**What this task involves:** The answer must consist of every record, printed exactly as it stands.
****************
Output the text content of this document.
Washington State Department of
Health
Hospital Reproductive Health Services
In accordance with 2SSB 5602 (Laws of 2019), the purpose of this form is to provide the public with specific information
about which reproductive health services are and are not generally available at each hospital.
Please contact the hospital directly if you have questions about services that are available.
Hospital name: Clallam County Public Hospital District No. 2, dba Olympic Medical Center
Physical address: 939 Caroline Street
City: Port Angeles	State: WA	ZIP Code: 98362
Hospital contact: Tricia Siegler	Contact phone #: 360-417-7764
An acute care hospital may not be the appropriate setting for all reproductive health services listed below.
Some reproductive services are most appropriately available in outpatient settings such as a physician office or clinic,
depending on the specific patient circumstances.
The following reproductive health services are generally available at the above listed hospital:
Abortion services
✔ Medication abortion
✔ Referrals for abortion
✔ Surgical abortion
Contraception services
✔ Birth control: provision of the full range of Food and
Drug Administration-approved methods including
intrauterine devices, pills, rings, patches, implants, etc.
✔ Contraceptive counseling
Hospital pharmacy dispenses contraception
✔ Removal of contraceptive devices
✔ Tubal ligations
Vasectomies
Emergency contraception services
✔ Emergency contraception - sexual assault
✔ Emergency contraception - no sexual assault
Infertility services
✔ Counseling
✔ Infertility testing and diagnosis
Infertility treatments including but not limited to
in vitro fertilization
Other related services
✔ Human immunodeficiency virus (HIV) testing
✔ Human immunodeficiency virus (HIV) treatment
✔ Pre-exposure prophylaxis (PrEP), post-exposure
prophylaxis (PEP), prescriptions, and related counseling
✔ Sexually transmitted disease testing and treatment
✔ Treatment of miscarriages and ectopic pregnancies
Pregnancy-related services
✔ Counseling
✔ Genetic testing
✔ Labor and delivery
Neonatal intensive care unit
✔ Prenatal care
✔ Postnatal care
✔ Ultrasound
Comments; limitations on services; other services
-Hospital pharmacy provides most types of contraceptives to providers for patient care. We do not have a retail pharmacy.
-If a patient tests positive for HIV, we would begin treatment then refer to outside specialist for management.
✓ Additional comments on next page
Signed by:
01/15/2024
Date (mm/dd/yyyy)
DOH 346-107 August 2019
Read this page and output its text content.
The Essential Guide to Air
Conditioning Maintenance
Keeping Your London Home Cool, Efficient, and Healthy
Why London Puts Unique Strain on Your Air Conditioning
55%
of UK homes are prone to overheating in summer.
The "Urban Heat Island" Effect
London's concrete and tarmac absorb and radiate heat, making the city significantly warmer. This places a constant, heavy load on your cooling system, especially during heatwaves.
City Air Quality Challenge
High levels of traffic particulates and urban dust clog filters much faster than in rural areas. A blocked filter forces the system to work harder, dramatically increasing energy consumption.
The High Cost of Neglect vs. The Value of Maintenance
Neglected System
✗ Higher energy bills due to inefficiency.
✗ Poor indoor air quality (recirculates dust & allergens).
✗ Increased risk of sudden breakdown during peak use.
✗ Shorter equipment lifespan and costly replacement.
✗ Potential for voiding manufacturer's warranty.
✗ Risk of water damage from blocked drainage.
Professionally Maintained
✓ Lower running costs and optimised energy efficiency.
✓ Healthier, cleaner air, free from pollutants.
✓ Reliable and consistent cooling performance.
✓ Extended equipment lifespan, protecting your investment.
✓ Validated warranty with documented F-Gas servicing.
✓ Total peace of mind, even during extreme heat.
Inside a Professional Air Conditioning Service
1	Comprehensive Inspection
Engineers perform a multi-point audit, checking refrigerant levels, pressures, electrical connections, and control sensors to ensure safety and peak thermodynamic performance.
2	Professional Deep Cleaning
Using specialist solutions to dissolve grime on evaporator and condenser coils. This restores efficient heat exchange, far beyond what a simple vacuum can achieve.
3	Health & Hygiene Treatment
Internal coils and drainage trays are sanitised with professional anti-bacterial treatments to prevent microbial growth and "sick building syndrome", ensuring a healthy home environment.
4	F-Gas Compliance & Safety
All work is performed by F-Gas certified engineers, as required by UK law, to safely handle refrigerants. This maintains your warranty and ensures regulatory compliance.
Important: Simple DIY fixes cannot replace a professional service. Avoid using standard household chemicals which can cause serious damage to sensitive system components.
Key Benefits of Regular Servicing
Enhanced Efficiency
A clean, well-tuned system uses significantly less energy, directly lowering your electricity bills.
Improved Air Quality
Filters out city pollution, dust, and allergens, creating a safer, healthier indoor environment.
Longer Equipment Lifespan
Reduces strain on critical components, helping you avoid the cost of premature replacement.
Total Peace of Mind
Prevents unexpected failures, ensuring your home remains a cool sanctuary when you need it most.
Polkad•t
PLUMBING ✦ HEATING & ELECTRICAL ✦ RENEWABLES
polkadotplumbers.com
****************
**Completed exercise:**
Output the text content of this document.
Washington State Department of
Health
Hospital Reproductive Health Services
In accordance with 2SSB 5602 (Laws of 2019), the purpose of this form is to provide the public with specific information
about which reproductive health services are and are not generally available at each hospital.
Please contact the hospital directly if you have questions about services that are available.
Hospital name: Clallam County Public Hospital District No. 2, dba Olympic Medical Center
Physical address: 939 Caroline Street
City: Port Angeles	State: WA	ZIP Code: 98362
Hospital contact: Tricia Siegler	Contact phone #: 360-417-7764
An acute care hospital may not be the appropriate setting for all reproductive health services listed below.
Some reproductive services are most appropriately available in outpatient settings such as a physician office or clinic,
depending on the specific patient circumstances.
The following reproductive health services are generally available at the above listed hospital:
Abortion services
✔ Medication abortion
✔ Referrals for abortion
✔ Surgical abortion
Contraception services
✔ Birth control: provision of the full range of Food and
Drug Administration-approved methods including
intrauterine devices, pills, rings, patches, implants, etc.
✔ Contraceptive counseling
Hospital pharmacy dispenses contraception
✔ Removal of contraceptive devices
✔ Tubal ligations
Vasectomies
Emergency contraception services
✔ Emergency contraception - sexual assault
✔ Emergency contraception - no sexual assault
Infertility services
✔ Counseling
✔ Infertility testing and diagnosis
Infertility treatments including but not limited to
in vitro fertilization
Other related services
✔ Human immunodeficiency virus (HIV) testing
✔ Human immunodeficiency virus (HIV) treatment
✔ Pre-exposure prophylaxis (PrEP), post-exposure
prophylaxis (PEP), prescriptions, and related counseling
✔ Sexually transmitted disease testing and treatment
✔ Treatment of miscarriages and ectopic pregnancies
Pregnancy-related services
✔ Counseling
✔ Genetic testing
✔ Labor and delivery
Neonatal intensive care unit
✔ Prenatal care
✔ Postnatal care
✔ Ultrasound
Comments; limitations on services; other services
-Hospital pharmacy provides most types of contraceptives to providers for patient care. We do not have a retail pharmacy.
-If a patient tests positive for HIV, we would begin treatment then refer to outside specialist for management.
✓ Additional comments on next page
Signed by:
01/15/2024
Date (mm/dd/yyyy)
DOH 346-107 August 2019
Read this page and output its text content.
The Essential Guide to Air
Conditioning Maintenance
Keeping Your London Home Cool, Efficient, and Healthy
Why London Puts Unique Strain on Your Air Conditioning
55%
of UK homes are prone to overheating in summer.
The "Urban Heat Island" Effect
London's concrete and tarmac absorb and radiate heat, making the city significantly warmer. This places a constant, heavy load on your cooling system, especially during heatwaves.
City Air Quality Challenge
High levels of traffic particulates and urban dust clog filters much faster than in rural areas. A blocked filter forces the system to work harder, dramatically increasing energy consumption.
The High Cost of Neglect vs. The Value of Maintenance
Neglected System
✗ Higher energy bills due to inefficiency.
✗ Poor indoor air quality (recirculates dust & allergens).
✗ Increased risk of sudden breakdown during peak use.
✗ Shorter equipment lifespan and costly replacement.
✗ Potential for voiding manufacturer's warranty.
✗ Risk of water damage from blocked drainage.
Professionally Maintained
✓ Lower running costs and optimised energy efficiency.
✓ Healthier, cleaner air, free from pollutants.
✓ Reliable and consistent cooling performance.
✓ Extended equipment lifespan, protecting your investment.
✓ Validated warranty with documented F-Gas servicing.
✓ Total peace of mind, even during extreme heat.
Inside a Professional Air Conditioning Service
1	Comprehensive Inspection
Engineers perform a multi-point audit, checking refrigerant levels, pressures, electrical connections, and control sensors to ensure safety and peak thermodynamic performance.
2	Professional Deep Cleaning
Using specialist solutions to dissolve grime on evaporator and condenser coils. This restores efficient heat exchange, far beyond what a simple vacuum can achieve.
3	Health & Hygiene Treatment
Internal coils and drainage trays are sanitised with professional anti-bacterial treatments to prevent microbial growth and "sick building syndrome", ensuring a healthy home environment.
4	F-Gas Compliance & Safety
All work is performed by F-Gas certified engineers, as required by UK law, to safely handle refrigerants. This maintains your warranty and ensures regulatory compliance.
Important: Simple DIY fixes cannot replace a professional service. Avoid using standard household chemicals which can cause serious damage to sensitive system components.
Key Benefits of Regular Servicing
Enhanced Efficiency
A clean, well-tuned system uses significantly less energy, directly lowering your electricity bills.
Improved Air Quality
Filters out city pollution, dust, and allergens, creating a safer, healthier indoor environment.
Longer Equipment Lifespan
Reduces strain on critical components, helping you avoid the cost of premature replacement.
Total Peace of Mind
Prevents unexpected failures, ensuring your home remains a cool sanctuary when you need it most.
Polkad•t
PLUMBING ✦ HEATING & ELECTRICAL ✦ RENEWABLES
polkadotplumbers.com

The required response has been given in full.